─── INPUT RECORDS ───
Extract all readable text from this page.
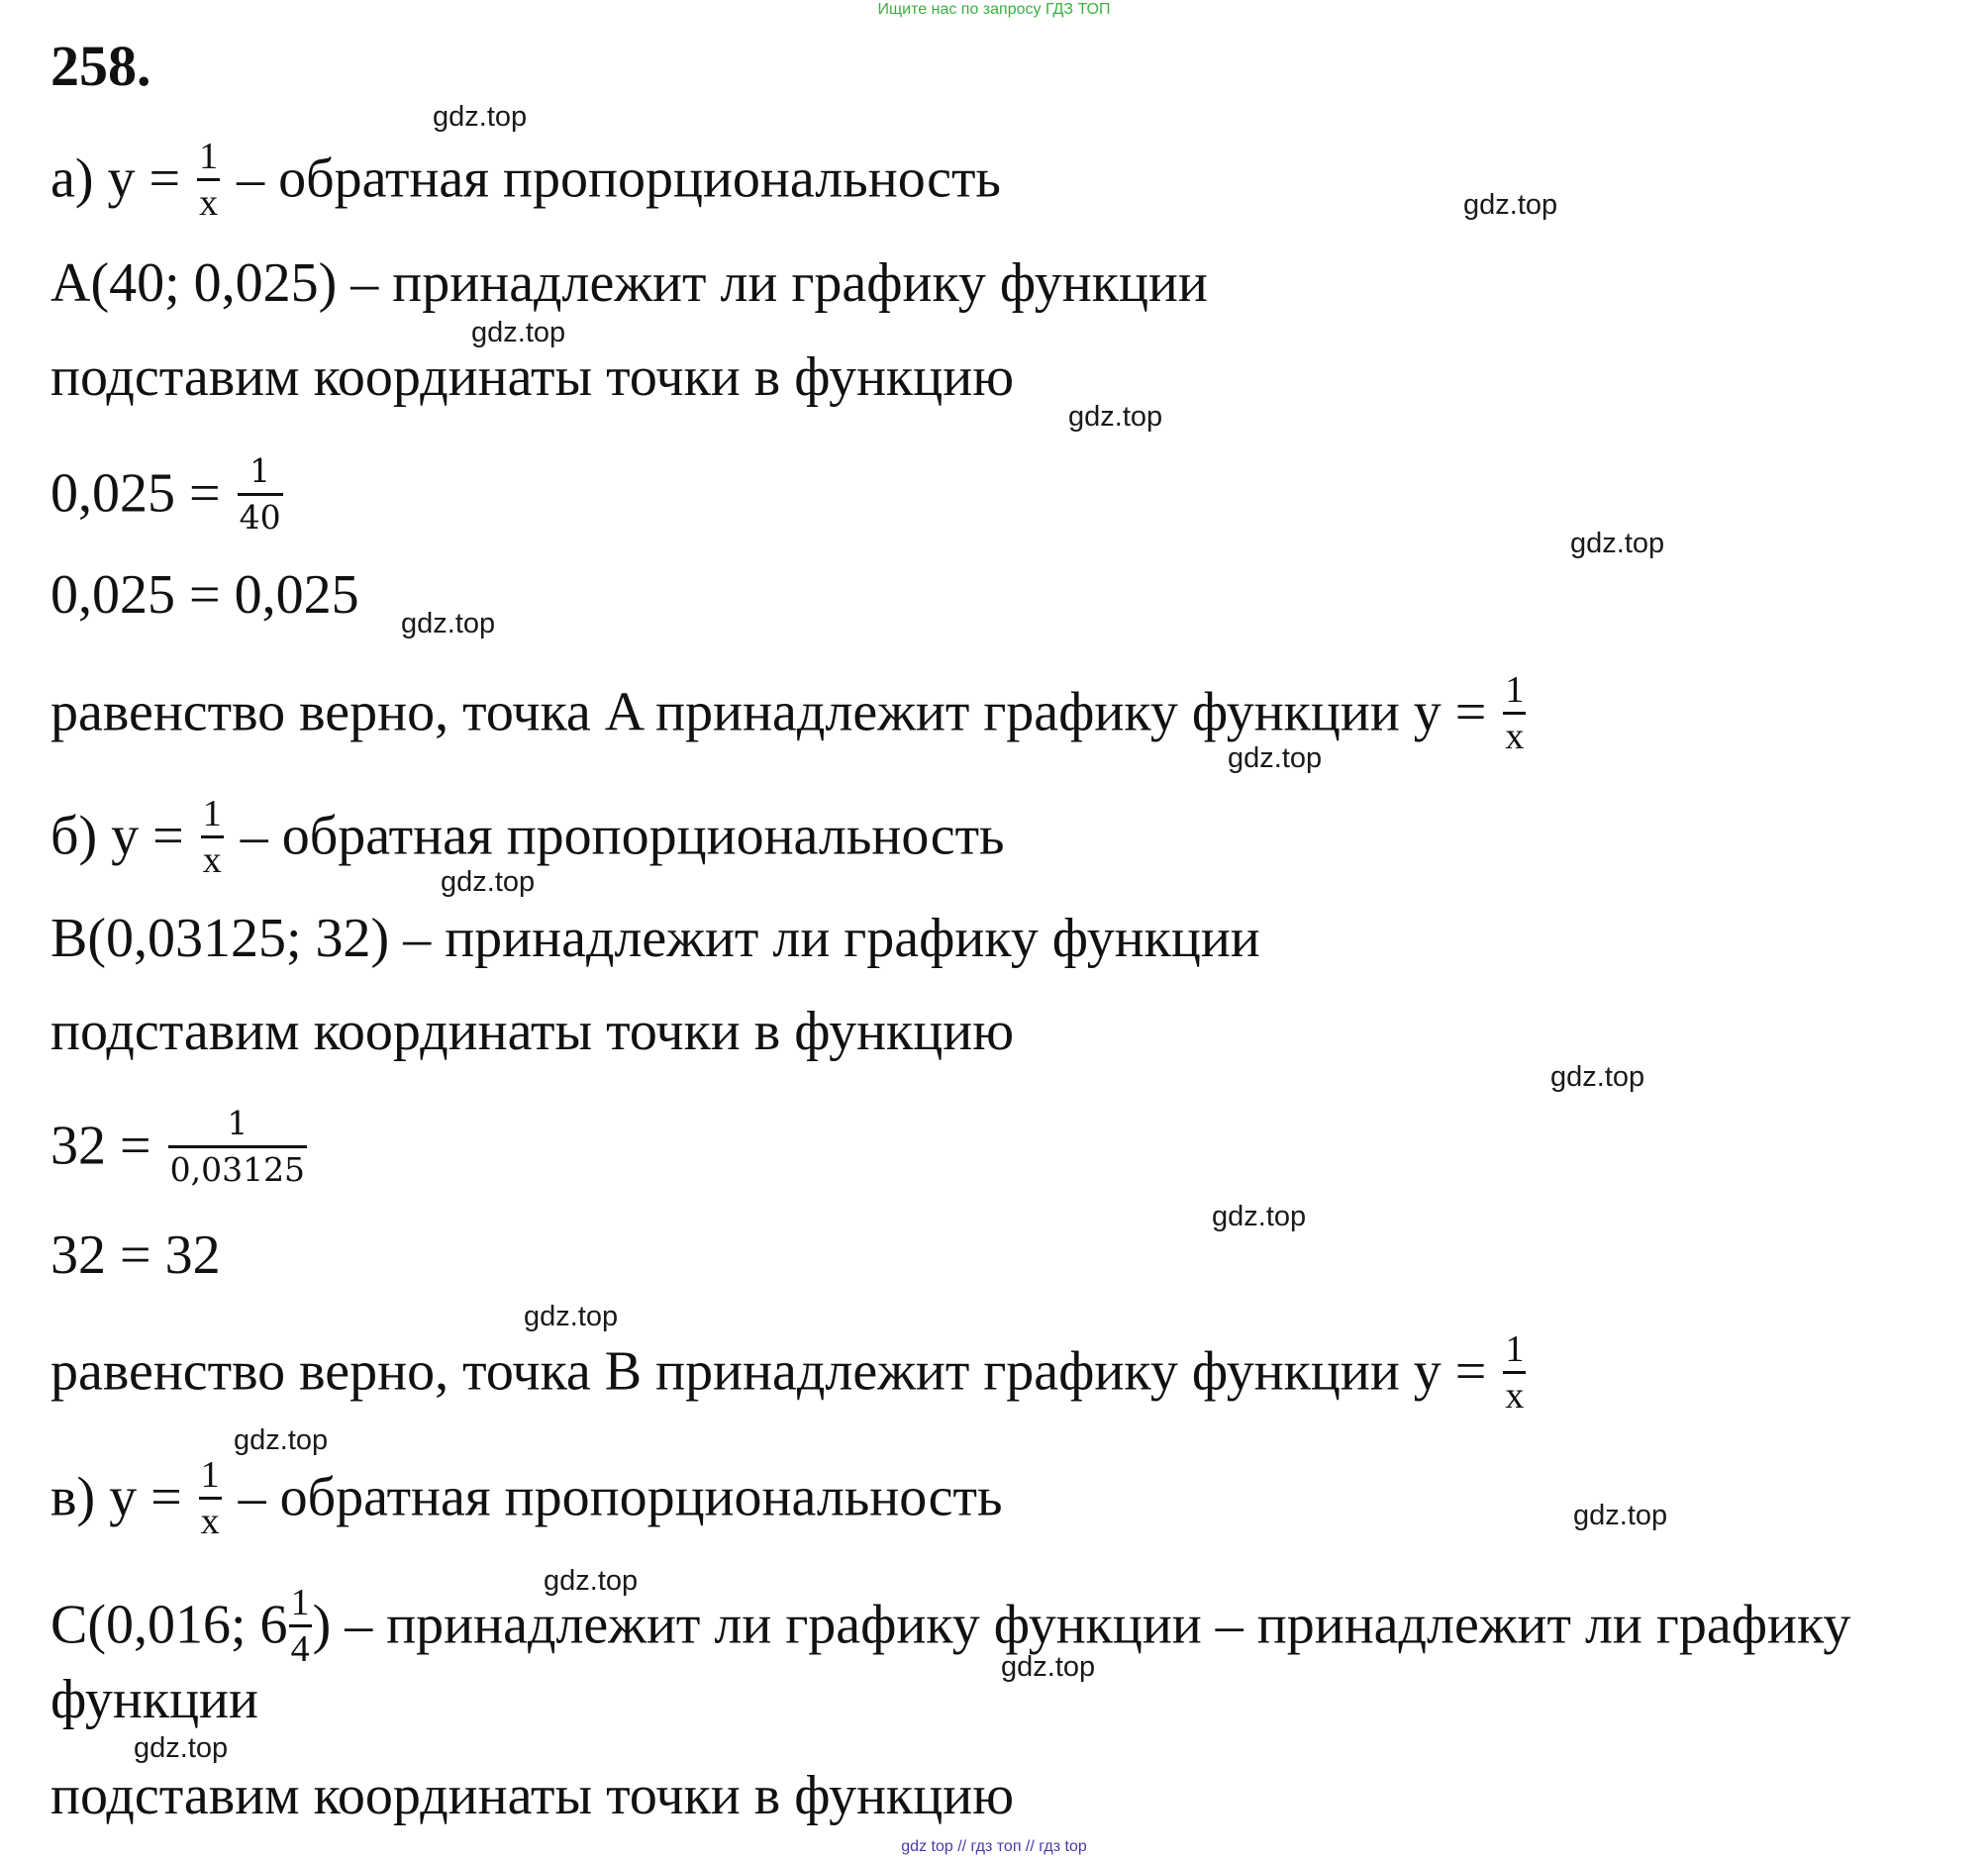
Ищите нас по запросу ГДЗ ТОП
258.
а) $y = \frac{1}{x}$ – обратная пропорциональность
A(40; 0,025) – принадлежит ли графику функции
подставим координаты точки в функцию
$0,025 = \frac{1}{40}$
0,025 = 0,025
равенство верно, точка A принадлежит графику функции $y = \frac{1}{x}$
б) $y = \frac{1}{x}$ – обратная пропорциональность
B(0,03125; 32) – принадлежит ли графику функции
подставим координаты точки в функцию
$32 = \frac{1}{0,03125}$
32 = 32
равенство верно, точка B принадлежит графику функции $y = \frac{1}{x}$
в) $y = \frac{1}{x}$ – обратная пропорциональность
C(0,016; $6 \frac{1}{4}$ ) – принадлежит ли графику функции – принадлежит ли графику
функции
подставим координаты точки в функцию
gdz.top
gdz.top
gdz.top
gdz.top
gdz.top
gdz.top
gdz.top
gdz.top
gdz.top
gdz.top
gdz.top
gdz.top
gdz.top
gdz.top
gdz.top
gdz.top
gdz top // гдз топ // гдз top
───
▸ **EXERCISE AIM**
Leave out the pictures and print every line of the data exactly.

▸ **ANSWER BELOW**
Extract all readable text from this page.
Ищите нас по запросу ГДЗ ТОП
258.
а) $y = \frac{1}{x}$ – обратная пропорциональность
A(40; 0,025) – принадлежит ли графику функции
подставим координаты точки в функцию
$0,025 = \frac{1}{40}$
0,025 = 0,025
равенство верно, точка A принадлежит графику функции $y = \frac{1}{x}$
б) $y = \frac{1}{x}$ – обратная пропорциональность
B(0,03125; 32) – принадлежит ли графику функции
подставим координаты точки в функцию
$32 = \frac{1}{0,03125}$
32 = 32
равенство верно, точка B принадлежит графику функции $y = \frac{1}{x}$
в) $y = \frac{1}{x}$ – обратная пропорциональность
C(0,016; $6 \frac{1}{4}$ ) – принадлежит ли графику функции – принадлежит ли графику
функции
подставим координаты точки в функцию
gdz.top
gdz.top
gdz.top
gdz.top
gdz.top
gdz.top
gdz.top
gdz.top
gdz.top
gdz.top
gdz.top
gdz.top
gdz.top
gdz.top
gdz.top
gdz.top
gdz top // гдз топ // гдз top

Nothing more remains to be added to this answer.